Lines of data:
◆ ◆ ◆ ◆
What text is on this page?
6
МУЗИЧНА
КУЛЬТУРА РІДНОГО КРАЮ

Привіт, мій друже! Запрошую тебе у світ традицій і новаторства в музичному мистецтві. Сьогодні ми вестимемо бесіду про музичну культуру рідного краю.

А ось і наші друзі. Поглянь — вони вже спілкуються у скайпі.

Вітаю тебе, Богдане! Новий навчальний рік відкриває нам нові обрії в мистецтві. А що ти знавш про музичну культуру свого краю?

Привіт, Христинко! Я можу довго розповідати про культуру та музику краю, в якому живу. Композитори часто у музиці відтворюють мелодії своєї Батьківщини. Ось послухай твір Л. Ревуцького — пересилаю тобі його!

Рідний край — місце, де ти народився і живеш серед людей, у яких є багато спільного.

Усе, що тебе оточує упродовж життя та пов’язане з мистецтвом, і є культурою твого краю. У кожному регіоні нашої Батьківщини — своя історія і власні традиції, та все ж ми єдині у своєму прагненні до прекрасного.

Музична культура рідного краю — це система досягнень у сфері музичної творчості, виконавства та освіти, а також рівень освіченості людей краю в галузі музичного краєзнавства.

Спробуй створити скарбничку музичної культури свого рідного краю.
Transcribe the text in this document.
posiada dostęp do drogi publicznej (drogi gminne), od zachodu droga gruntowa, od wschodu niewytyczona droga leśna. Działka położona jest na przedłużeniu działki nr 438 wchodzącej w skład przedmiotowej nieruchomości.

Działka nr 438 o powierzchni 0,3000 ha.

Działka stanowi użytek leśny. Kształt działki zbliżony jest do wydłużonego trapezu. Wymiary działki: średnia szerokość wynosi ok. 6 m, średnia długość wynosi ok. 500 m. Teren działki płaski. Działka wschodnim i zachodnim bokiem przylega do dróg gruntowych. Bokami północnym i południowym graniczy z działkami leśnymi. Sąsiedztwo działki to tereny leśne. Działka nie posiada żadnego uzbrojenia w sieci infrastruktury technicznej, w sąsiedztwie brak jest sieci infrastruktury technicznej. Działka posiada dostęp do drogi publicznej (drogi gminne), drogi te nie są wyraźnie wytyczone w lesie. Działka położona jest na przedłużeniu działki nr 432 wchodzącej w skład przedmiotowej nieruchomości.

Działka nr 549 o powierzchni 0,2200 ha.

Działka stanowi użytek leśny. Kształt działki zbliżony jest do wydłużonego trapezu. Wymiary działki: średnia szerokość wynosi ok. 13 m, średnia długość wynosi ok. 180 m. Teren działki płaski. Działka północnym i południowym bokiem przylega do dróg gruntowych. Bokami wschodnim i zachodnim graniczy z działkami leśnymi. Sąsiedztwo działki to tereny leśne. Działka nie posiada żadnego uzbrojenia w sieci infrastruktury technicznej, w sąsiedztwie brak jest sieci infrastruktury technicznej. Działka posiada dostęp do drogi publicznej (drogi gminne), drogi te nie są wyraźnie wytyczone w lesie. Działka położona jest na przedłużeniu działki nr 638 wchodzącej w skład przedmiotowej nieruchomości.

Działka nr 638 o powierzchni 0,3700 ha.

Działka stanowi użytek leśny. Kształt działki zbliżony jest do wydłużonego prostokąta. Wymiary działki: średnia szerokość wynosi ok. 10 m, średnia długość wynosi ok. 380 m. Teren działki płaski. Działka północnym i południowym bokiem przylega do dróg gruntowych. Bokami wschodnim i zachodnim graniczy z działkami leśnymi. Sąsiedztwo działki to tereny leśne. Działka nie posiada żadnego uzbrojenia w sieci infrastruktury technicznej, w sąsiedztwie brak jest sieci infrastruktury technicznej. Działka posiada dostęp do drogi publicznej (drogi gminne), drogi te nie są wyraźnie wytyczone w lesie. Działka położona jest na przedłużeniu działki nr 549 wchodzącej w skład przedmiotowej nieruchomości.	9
◆ ◆ ◆ ◆
▸ DO THIS: State only the count of lines above that hold the string "Батьківщини".

▸ TASK RESPONSE: 2